==== PROVIDED RECORDS ====

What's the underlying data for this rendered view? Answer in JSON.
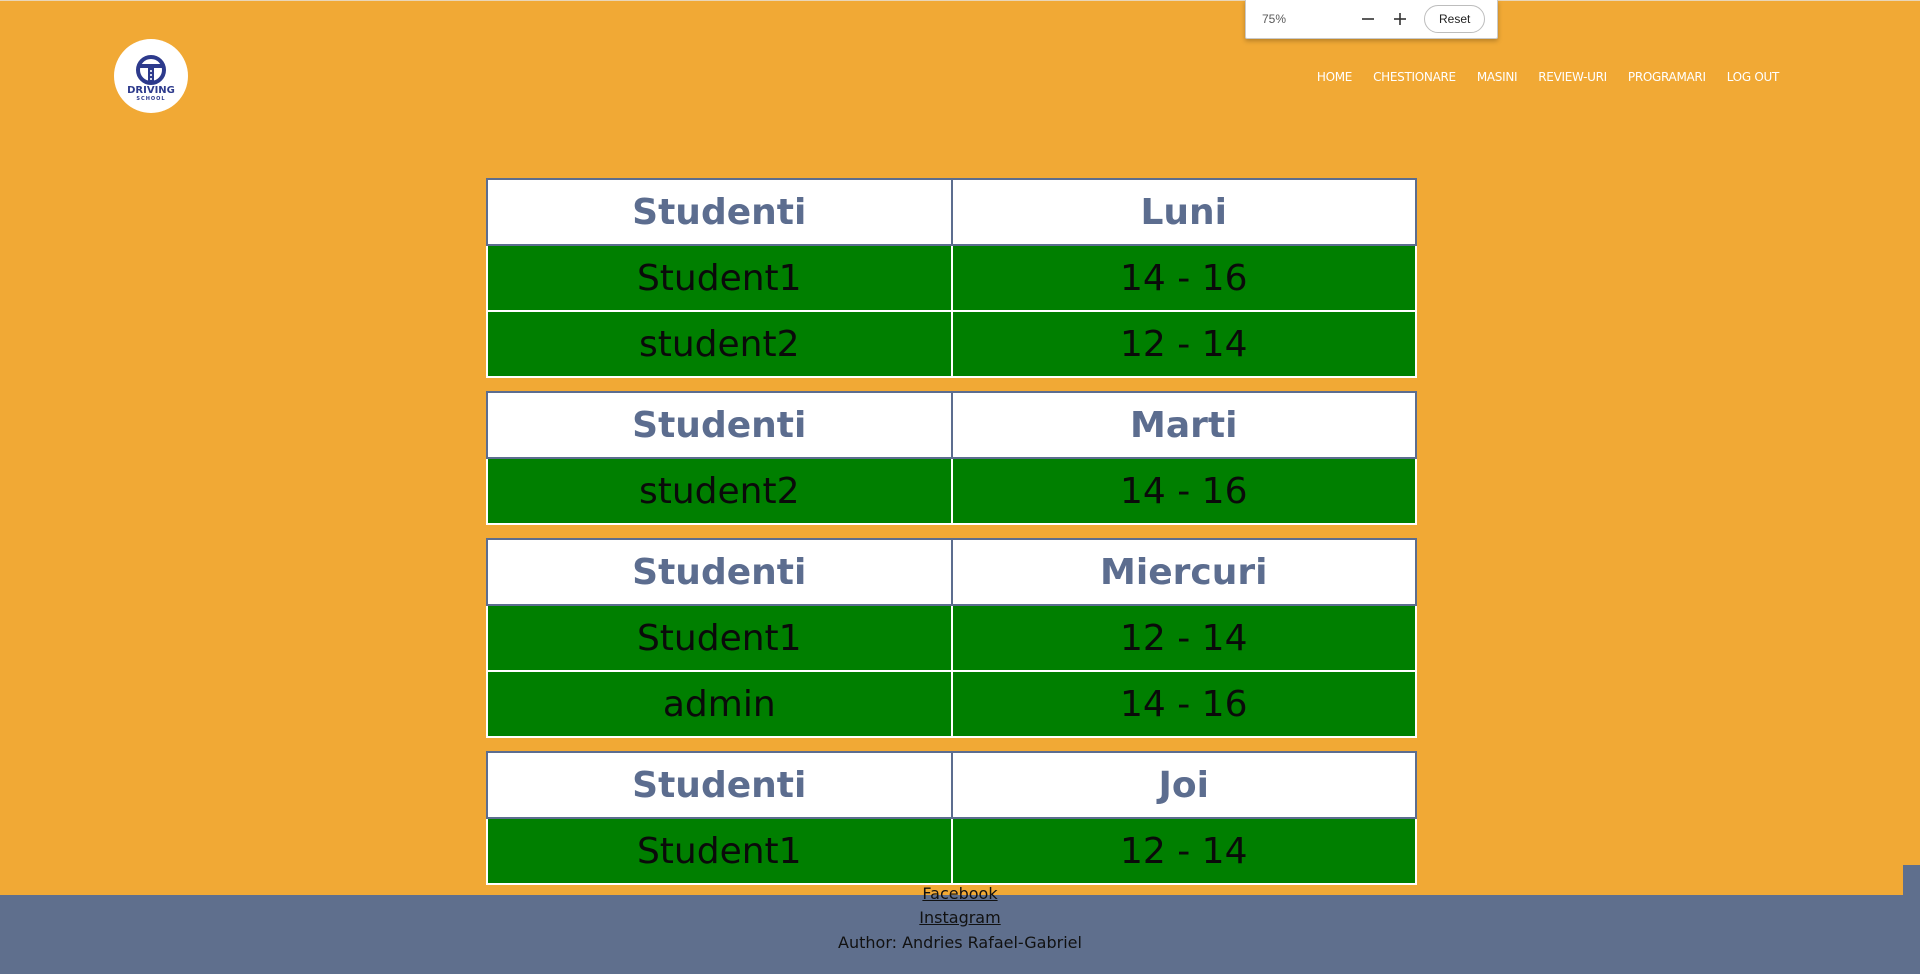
{
  "zoom": {
    "value": "75%",
    "reset_label": "Reset",
    "minus_icon": "minus-icon",
    "plus_icon": "plus-icon"
  },
  "logo": {
    "title": "DRIVING",
    "subtitle": "SCHOOL",
    "icon": "steering-wheel-icon",
    "color": "#2d3a8c"
  },
  "nav": {
    "items": [
      {
        "label": "HOME"
      },
      {
        "label": "CHESTIONARE"
      },
      {
        "label": "MASINI"
      },
      {
        "label": "REVIEW-URI"
      },
      {
        "label": "PROGRAMARI"
      },
      {
        "label": "LOG OUT"
      }
    ]
  },
  "schedule": [
    {
      "header": [
        "Studenti",
        "Luni"
      ],
      "rows": [
        [
          "Student1",
          "14 - 16"
        ],
        [
          "student2",
          "12 - 14"
        ]
      ]
    },
    {
      "header": [
        "Studenti",
        "Marti"
      ],
      "rows": [
        [
          "student2",
          "14 - 16"
        ]
      ]
    },
    {
      "header": [
        "Studenti",
        "Miercuri"
      ],
      "rows": [
        [
          "Student1",
          "12 - 14"
        ],
        [
          "admin",
          "14 - 16"
        ]
      ]
    },
    {
      "header": [
        "Studenti",
        "Joi"
      ],
      "rows": [
        [
          "Student1",
          "12 - 14"
        ]
      ]
    }
  ],
  "footer": {
    "facebook": "Facebook",
    "instagram": "Instagram",
    "author": "Author: Andries Rafael-Gabriel"
  },
  "colors": {
    "background": "#F1A935",
    "header_text": "#5c6d8f",
    "row_green": "#007f00",
    "footer": "#5f6f8d"
  }
}
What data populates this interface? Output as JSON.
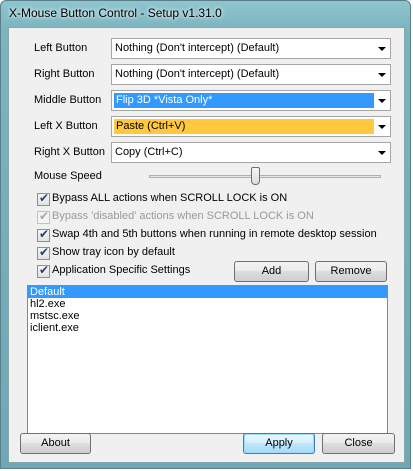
{
  "window": {
    "title": "X-Mouse Button Control - Setup v1.31.0"
  },
  "mappings": [
    {
      "label": "Left Button",
      "value": "Nothing (Don't intercept) (Default)",
      "highlight": "",
      "text_color": "#000000"
    },
    {
      "label": "Right Button",
      "value": "Nothing (Don't intercept) (Default)",
      "highlight": "",
      "text_color": "#000000"
    },
    {
      "label": "Middle Button",
      "value": "Flip 3D *Vista Only*",
      "highlight": "#3399ff",
      "text_color": "#ffffff"
    },
    {
      "label": "Left X Button",
      "value": "Paste (Ctrl+V)",
      "highlight": "#ffc83d",
      "text_color": "#000000"
    },
    {
      "label": "Right X Button",
      "value": "Copy (Ctrl+C)",
      "highlight": "",
      "text_color": "#000000"
    }
  ],
  "mouse_speed": {
    "label": "Mouse Speed",
    "level": 0.46
  },
  "options": [
    {
      "label": "Bypass ALL actions when SCROLL LOCK is ON",
      "checked": true,
      "disabled": false
    },
    {
      "label": "Bypass 'disabled' actions when SCROLL LOCK is ON",
      "checked": true,
      "disabled": true
    },
    {
      "label": "Swap 4th and 5th buttons when running in remote desktop session",
      "checked": true,
      "disabled": false
    },
    {
      "label": "Show tray icon by default",
      "checked": true,
      "disabled": false
    },
    {
      "label": "Application Specific Settings",
      "checked": true,
      "disabled": false
    }
  ],
  "app_buttons": {
    "add": "Add",
    "remove": "Remove"
  },
  "applications": [
    {
      "name": "Default",
      "selected": true
    },
    {
      "name": "hl2.exe",
      "selected": false
    },
    {
      "name": "mstsc.exe",
      "selected": false
    },
    {
      "name": "iclient.exe",
      "selected": false
    }
  ],
  "footer": {
    "about": "About",
    "apply": "Apply",
    "close": "Close"
  },
  "colors": {
    "selection": "#3399ff",
    "highlight_orange": "#ffc83d"
  }
}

====

* **WHAT THE EXERCISE ASKS**: Repeat everything in the records precisely. Images are excluded from the copy.

* **TASK SOLUTION**:
What's the underlying data for this rendered view? Answer in JSON.
{
  "zoom": {
    "value": "75%",
    "reset_label": "Reset",
    "minus_icon": "minus-icon",
    "plus_icon": "plus-icon"
  },
  "logo": {
    "title": "DRIVING",
    "subtitle": "SCHOOL",
    "icon": "steering-wheel-icon",
    "color": "#2d3a8c"
  },
  "nav": {
    "items": [
      {
        "label": "HOME"
      },
      {
        "label": "CHESTIONARE"
      },
      {
        "label": "MASINI"
      },
      {
        "label": "REVIEW-URI"
      },
      {
        "label": "PROGRAMARI"
      },
      {
        "label": "LOG OUT"
      }
    ]
  },
  "schedule": [
    {
      "header": [
        "Studenti",
        "Luni"
      ],
      "rows": [
        [
          "Student1",
          "14 - 16"
        ],
        [
          "student2",
          "12 - 14"
        ]
      ]
    },
    {
      "header": [
        "Studenti",
        "Marti"
      ],
      "rows": [
        [
          "student2",
          "14 - 16"
        ]
      ]
    },
    {
      "header": [
        "Studenti",
        "Miercuri"
      ],
      "rows": [
        [
          "Student1",
          "12 - 14"
        ],
        [
          "admin",
          "14 - 16"
        ]
      ]
    },
    {
      "header": [
        "Studenti",
        "Joi"
      ],
      "rows": [
        [
          "Student1",
          "12 - 14"
        ]
      ]
    }
  ],
  "footer": {
    "facebook": "Facebook",
    "instagram": "Instagram",
    "author": "Author: Andries Rafael-Gabriel"
  },
  "colors": {
    "background": "#F1A935",
    "header_text": "#5c6d8f",
    "row_green": "#007f00",
    "footer": "#5f6f8d"
  }
}
What data populates this interface? Output as JSON.
{
  "window": {
    "title": "X-Mouse Button Control - Setup v1.31.0"
  },
  "mappings": [
    {
      "label": "Left Button",
      "value": "Nothing (Don't intercept) (Default)",
      "highlight": "",
      "text_color": "#000000"
    },
    {
      "label": "Right Button",
      "value": "Nothing (Don't intercept) (Default)",
      "highlight": "",
      "text_color": "#000000"
    },
    {
      "label": "Middle Button",
      "value": "Flip 3D *Vista Only*",
      "highlight": "#3399ff",
      "text_color": "#ffffff"
    },
    {
      "label": "Left X Button",
      "value": "Paste (Ctrl+V)",
      "highlight": "#ffc83d",
      "text_color": "#000000"
    },
    {
      "label": "Right X Button",
      "value": "Copy (Ctrl+C)",
      "highlight": "",
      "text_color": "#000000"
    }
  ],
  "mouse_speed": {
    "label": "Mouse Speed",
    "level": 0.46
  },
  "options": [
    {
      "label": "Bypass ALL actions when SCROLL LOCK is ON",
      "checked": true,
      "disabled": false
    },
    {
      "label": "Bypass 'disabled' actions when SCROLL LOCK is ON",
      "checked": true,
      "disabled": true
    },
    {
      "label": "Swap 4th and 5th buttons when running in remote desktop session",
      "checked": true,
      "disabled": false
    },
    {
      "label": "Show tray icon by default",
      "checked": true,
      "disabled": false
    },
    {
      "label": "Application Specific Settings",
      "checked": true,
      "disabled": false
    }
  ],
  "app_buttons": {
    "add": "Add",
    "remove": "Remove"
  },
  "applications": [
    {
      "name": "Default",
      "selected": true
    },
    {
      "name": "hl2.exe",
      "selected": false
    },
    {
      "name": "mstsc.exe",
      "selected": false
    },
    {
      "name": "iclient.exe",
      "selected": false
    }
  ],
  "footer": {
    "about": "About",
    "apply": "Apply",
    "close": "Close"
  },
  "colors": {
    "selection": "#3399ff",
    "highlight_orange": "#ffc83d"
  }
}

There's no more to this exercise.